● Saved entries
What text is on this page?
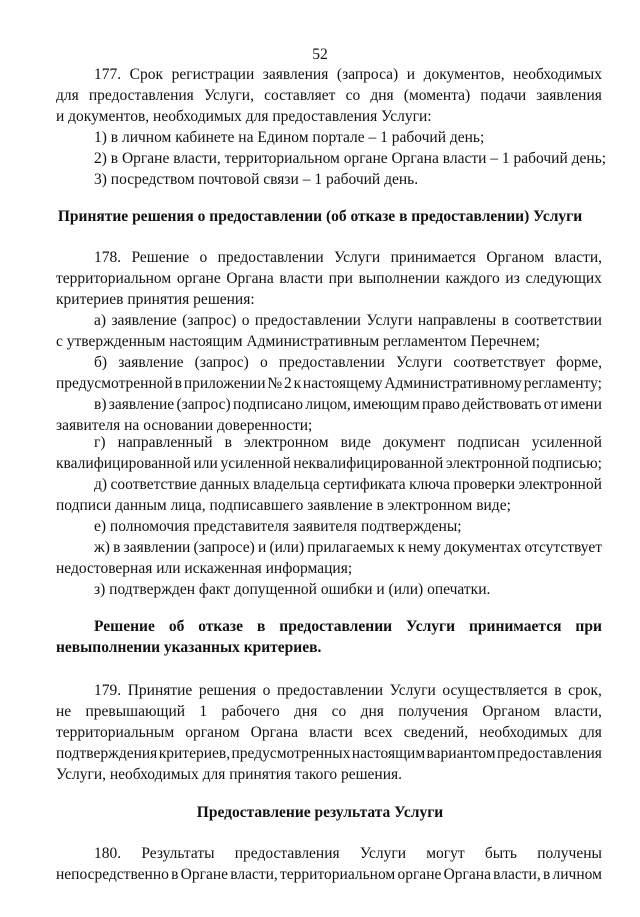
52
177. Срок регистрации заявления (запроса) и документов, необходимых
для предоставления Услуги, составляет со дня (момента) подачи заявления
и документов, необходимых для предоставления Услуги:
1) в личном кабинете на Едином портале – 1 рабочий день;
2) в Органе власти, территориальном органе Органа власти – 1 рабочий день;
3) посредством почтовой связи – 1 рабочий день.
Принятие решения о предоставлении (об отказе в предоставлении) Услуги
178. Решение о предоставлении Услуги принимается Органом власти,
территориальном органе Органа власти при выполнении каждого из следующих
критериев принятия решения:
а) заявление (запрос) о предоставлении Услуги направлены в соответствии
с утвержденным настоящим Административным регламентом Перечнем;
б) заявление (запрос) о предоставлении Услуги соответствует форме,
предусмотренной в приложении № 2 к настоящему Административному регламенту;
в) заявление (запрос) подписано лицом, имеющим право действовать от имени
заявителя на основании доверенности;
г) направленный в электронном виде документ подписан усиленной
квалифицированной или усиленной неквалифицированной электронной подписью;
д) соответствие данных владельца сертификата ключа проверки электронной
подписи данным лица, подписавшего заявление в электронном виде;
е) полномочия представителя заявителя подтверждены;
ж) в заявлении (запросе) и (или) прилагаемых к нему документах отсутствует
недостоверная или искаженная информация;
з) подтвержден факт допущенной ошибки и (или) опечатки.
Решение об отказе в предоставлении Услуги принимается при
невыполнении указанных критериев.
179. Принятие решения о предоставлении Услуги осуществляется в срок,
не превышающий 1 рабочего дня со дня получения Органом власти,
территориальным органом Органа власти всех сведений, необходимых для
подтверждения критериев, предусмотренных настоящим вариантом предоставления
Услуги, необходимых для принятия такого решения.
Предоставление результата Услуги
180. Результаты предоставления Услуги могут быть получены
непосредственно в Органе власти, территориальном органе Органа власти, в личном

● Goal
Pick out the lines that include the word "электронной" and write them out.

● Written solution
квалифицированной или усиленной неквалифицированной электронной подписью;
д) соответствие данных владельца сертификата ключа проверки электронной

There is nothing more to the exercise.